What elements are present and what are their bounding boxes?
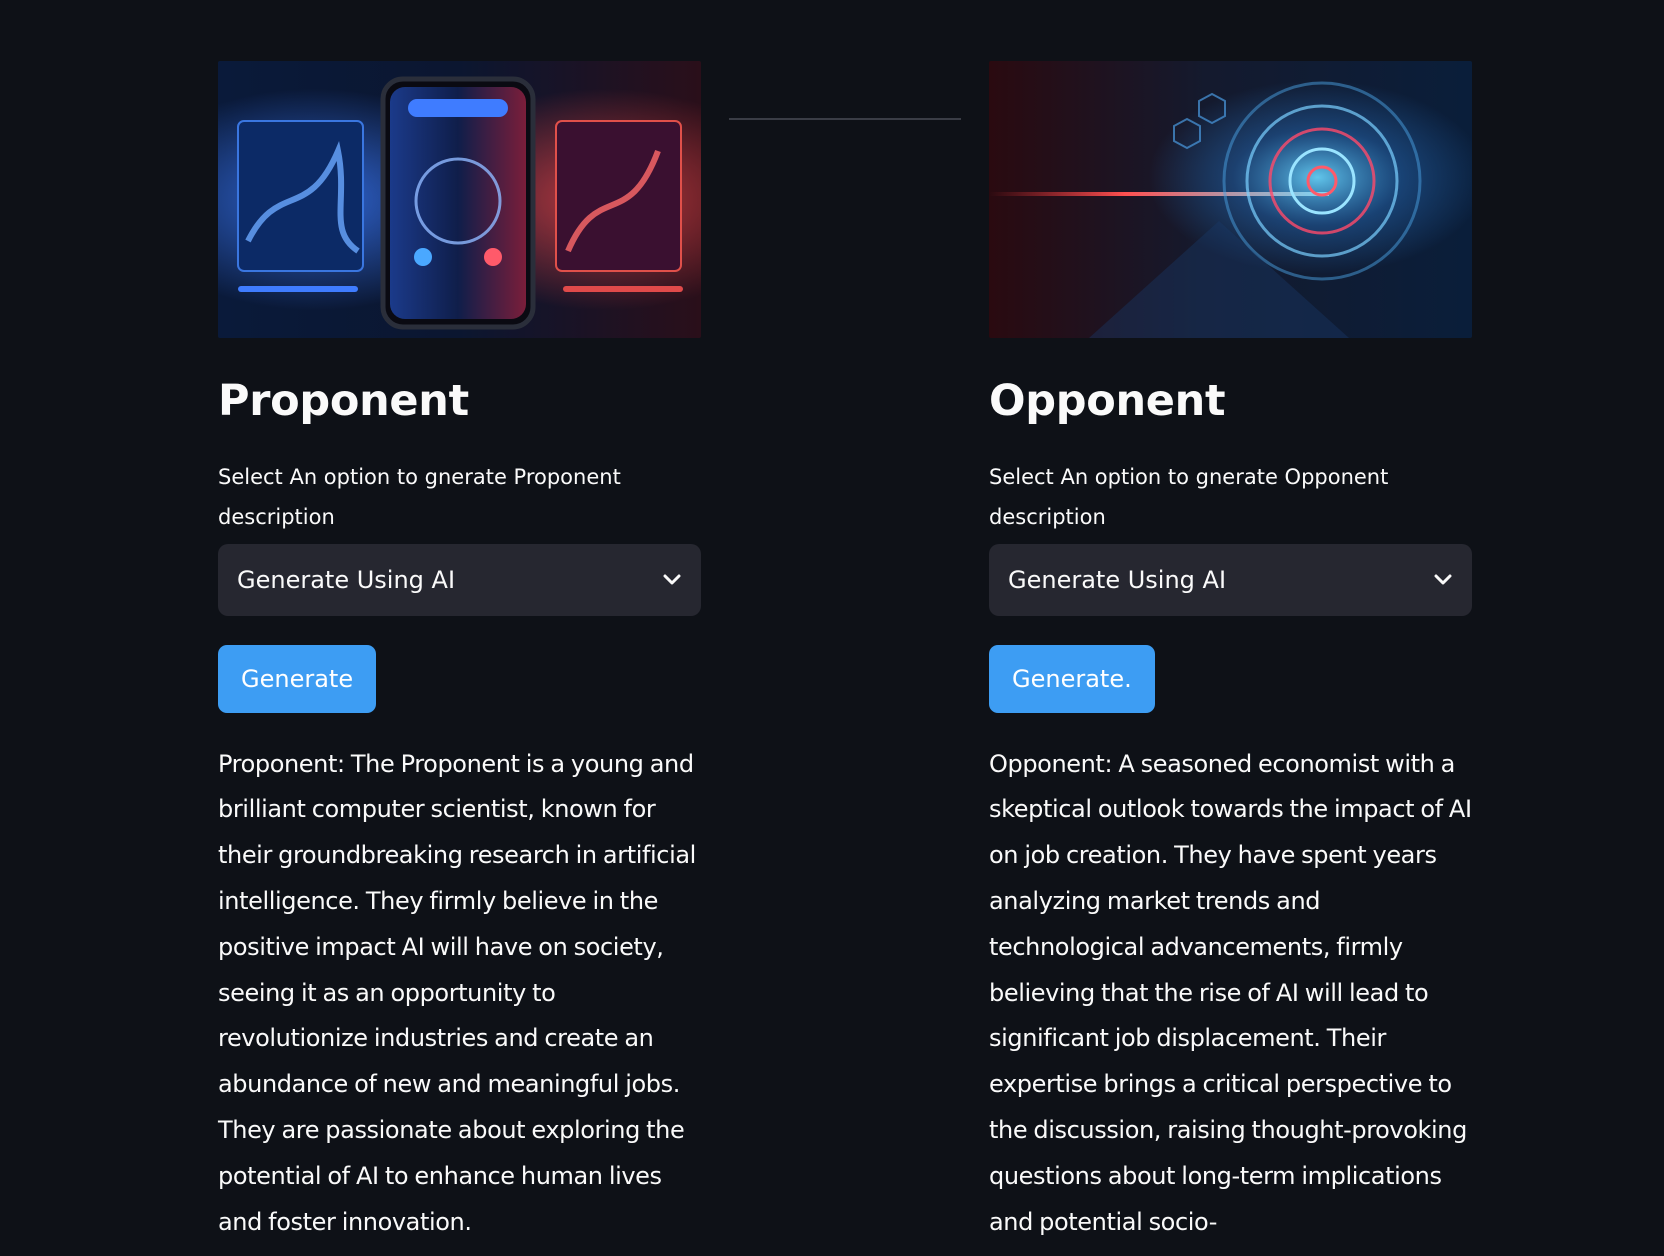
chevron-down-icon	[663, 574, 681, 586]
chevron-down-icon	[1434, 574, 1452, 586]
proponent-heading: Proponent	[218, 376, 469, 426]
column-divider	[729, 118, 961, 120]
opponent-option-select[interactable]: Generate Using AI	[989, 543, 1472, 616]
proponent-hero-image	[218, 61, 701, 338]
proponent-description: Proponent: The Proponent is a young and …	[218, 749, 696, 1236]
proponent-column: Proponent Select An option to gnerate Pr…	[218, 61, 701, 1245]
opponent-select-label: Select An option to gnerate Opponent des…	[989, 464, 1389, 529]
opponent-column: Opponent Select An option to gnerate Opp…	[989, 61, 1472, 1245]
app-page: Proponent Select An option to gnerate Pr…	[0, 0, 1664, 1256]
opponent-heading: Opponent	[989, 376, 1226, 426]
proponent-select-label: Select An option to gnerate Proponent de…	[218, 464, 621, 529]
opponent-hero-image	[989, 61, 1472, 338]
proponent-option-select[interactable]: Generate Using AI	[218, 543, 701, 616]
opponent-select-value: Generate Using AI	[1008, 565, 1227, 594]
proponent-generate-button[interactable]: Generate	[218, 644, 377, 713]
proponent-select-value: Generate Using AI	[237, 565, 456, 594]
opponent-generate-button[interactable]: Generate.	[989, 644, 1155, 713]
opponent-description: Opponent: A seasoned economist with a sk…	[989, 749, 1472, 1236]
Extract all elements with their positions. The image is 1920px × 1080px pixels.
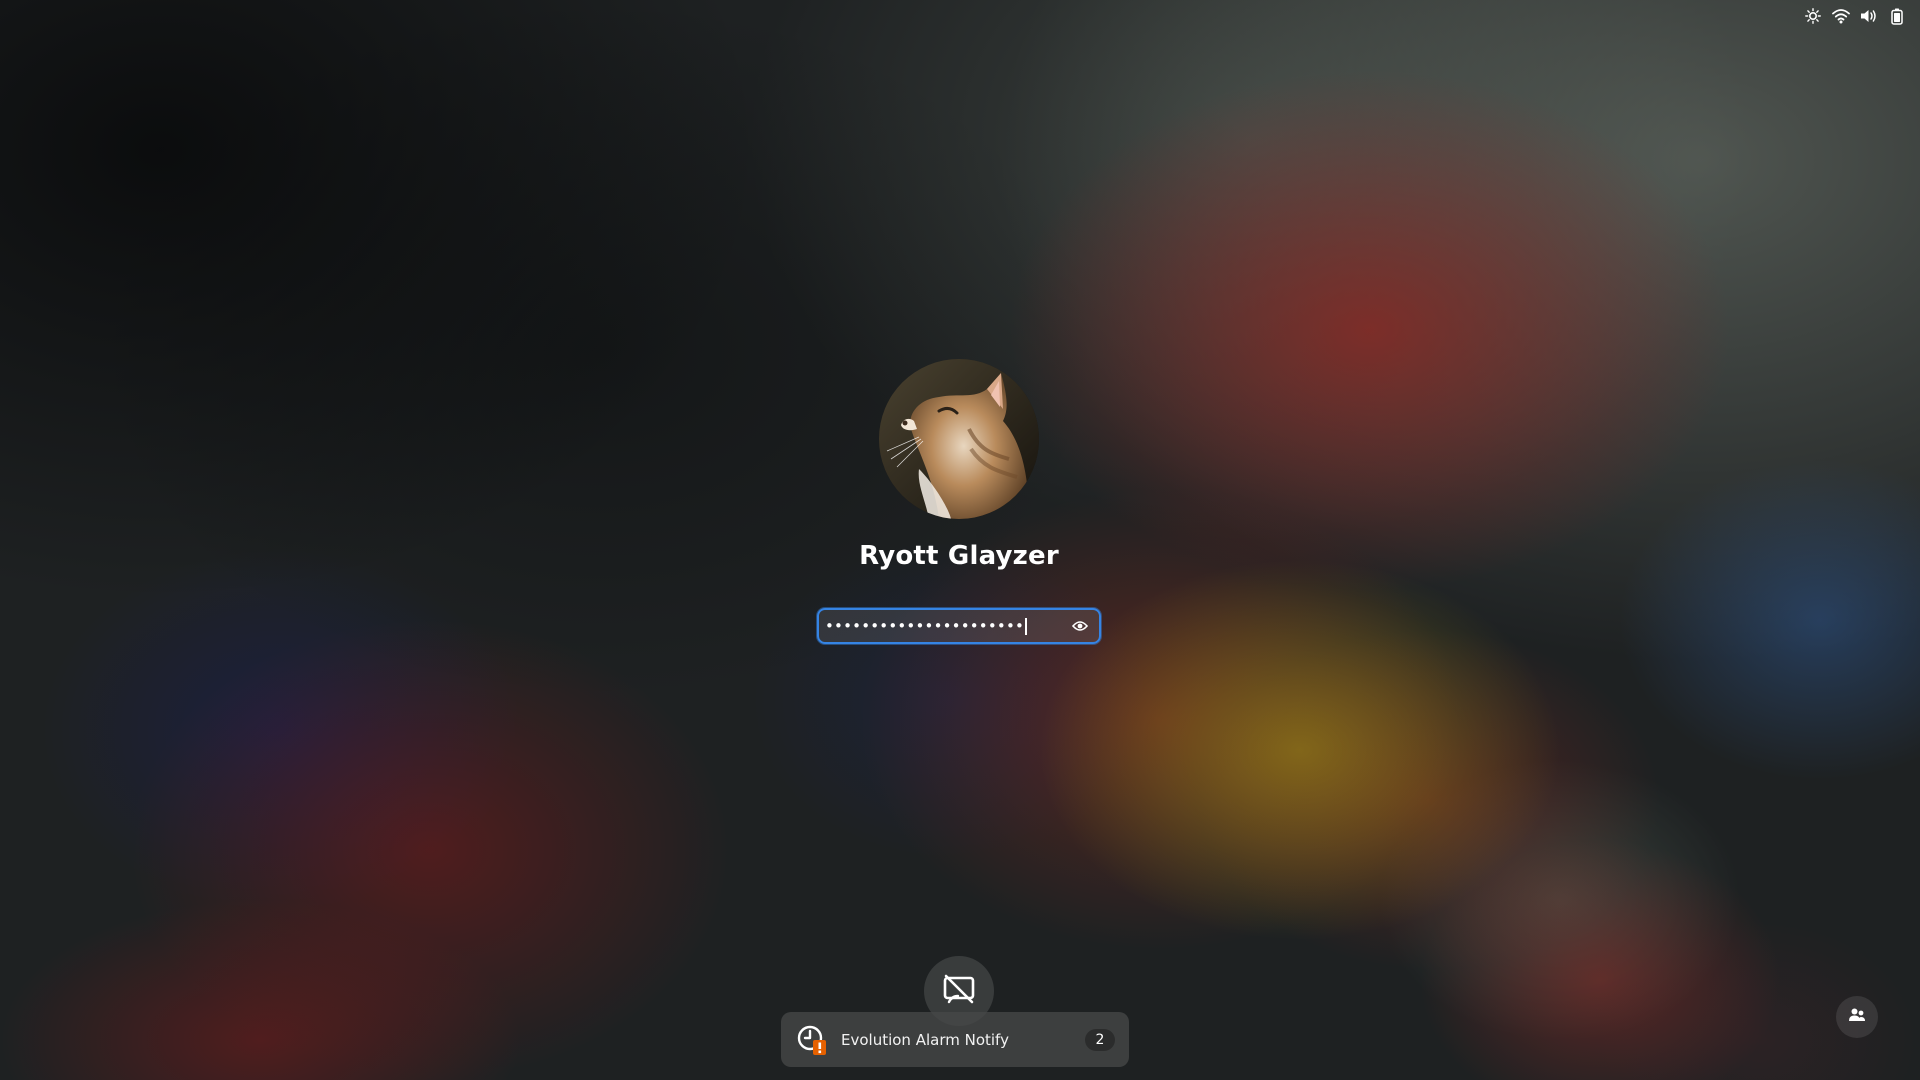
lock-screen: Ryott Glayzer •••••••••••••••••••••• Evo… — [0, 0, 1920, 1080]
show-password-button[interactable] — [1065, 611, 1095, 641]
system-status-area[interactable] — [1804, 6, 1906, 26]
user-name: Ryott Glayzer — [859, 541, 1059, 571]
password-field[interactable]: •••••••••••••••••••••• — [817, 608, 1101, 644]
notification-evolution-alarm[interactable]: Evolution Alarm Notify 2 — [781, 1012, 1129, 1067]
brightness-icon — [1804, 6, 1822, 26]
notification-title: Evolution Alarm Notify — [841, 1030, 1009, 1049]
text-cursor — [1025, 618, 1028, 635]
password-mask: •••••••••••••••••••••• — [825, 617, 1025, 635]
switch-user-icon — [1848, 1007, 1866, 1027]
volume-icon — [1860, 6, 1878, 26]
password-input[interactable]: •••••••••••••••••••••• — [819, 610, 1065, 642]
battery-icon — [1888, 6, 1906, 26]
avatar — [879, 359, 1039, 519]
wifi-icon — [1832, 6, 1850, 26]
notification-count-badge: 2 — [1085, 1028, 1115, 1051]
alarm-clock-warning-icon — [795, 1023, 829, 1057]
switch-user-button[interactable] — [1836, 996, 1878, 1038]
login-dialog: Ryott Glayzer •••••••••••••••••••••• — [0, 359, 1920, 659]
eye-icon — [1071, 617, 1089, 636]
screen-share-off-icon — [942, 974, 976, 1008]
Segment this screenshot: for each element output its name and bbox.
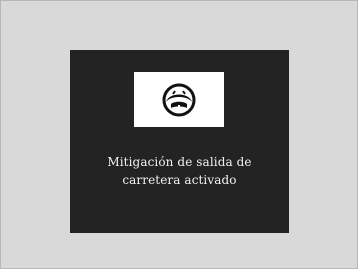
image-frame: Mitigación de salida de carretera activa…	[0, 0, 358, 269]
message-line-1: Mitigación de salida de	[107, 155, 252, 169]
icon-panel	[134, 72, 224, 127]
road-departure-mitigation-icon	[162, 83, 196, 116]
status-message: Mitigación de salida de carretera activa…	[70, 153, 289, 189]
instrument-display: Mitigación de salida de carretera activa…	[70, 50, 289, 233]
message-line-2: carretera activado	[122, 173, 237, 187]
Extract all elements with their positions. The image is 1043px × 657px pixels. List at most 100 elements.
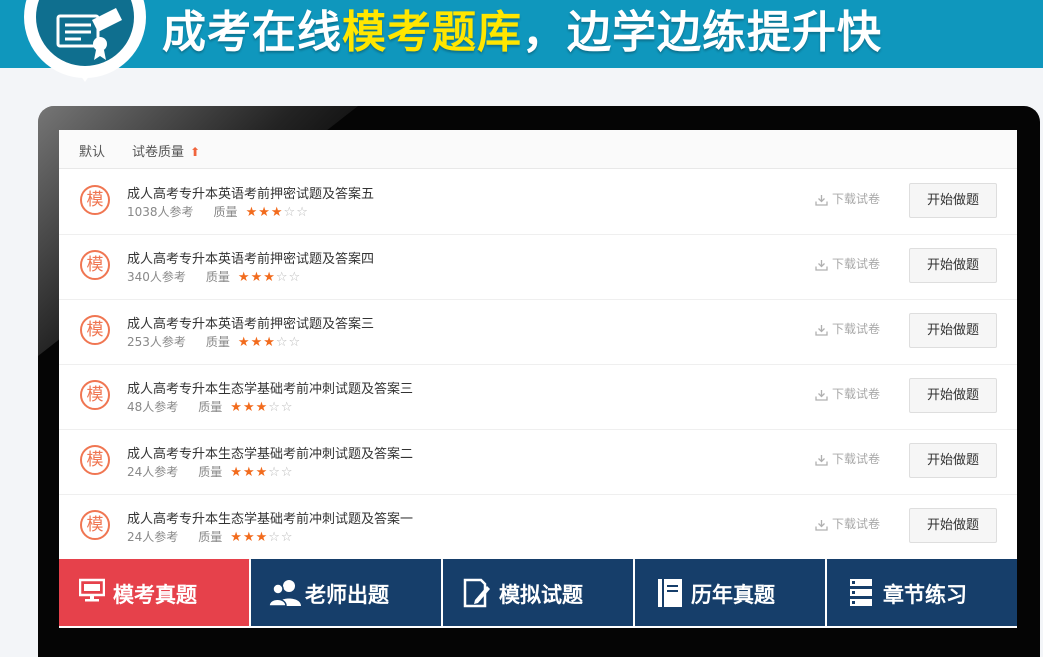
------------
Print the entries from the line with "image-frame: Mitigación de" up to and including the line with "173, 237, 187]", exactly as they appear.

image-frame: Mitigación de salida de carretera activa…	[0, 0, 358, 269]
message-line-1: Mitigación de salida de	[107, 155, 252, 169]
icon-panel	[134, 72, 224, 127]
road-departure-mitigation-icon	[162, 83, 196, 116]
status-message: Mitigación de salida de carretera activa…	[70, 153, 289, 189]
instrument-display: Mitigación de salida de carretera activa…	[70, 50, 289, 233]
message-line-2: carretera activado	[122, 173, 237, 187]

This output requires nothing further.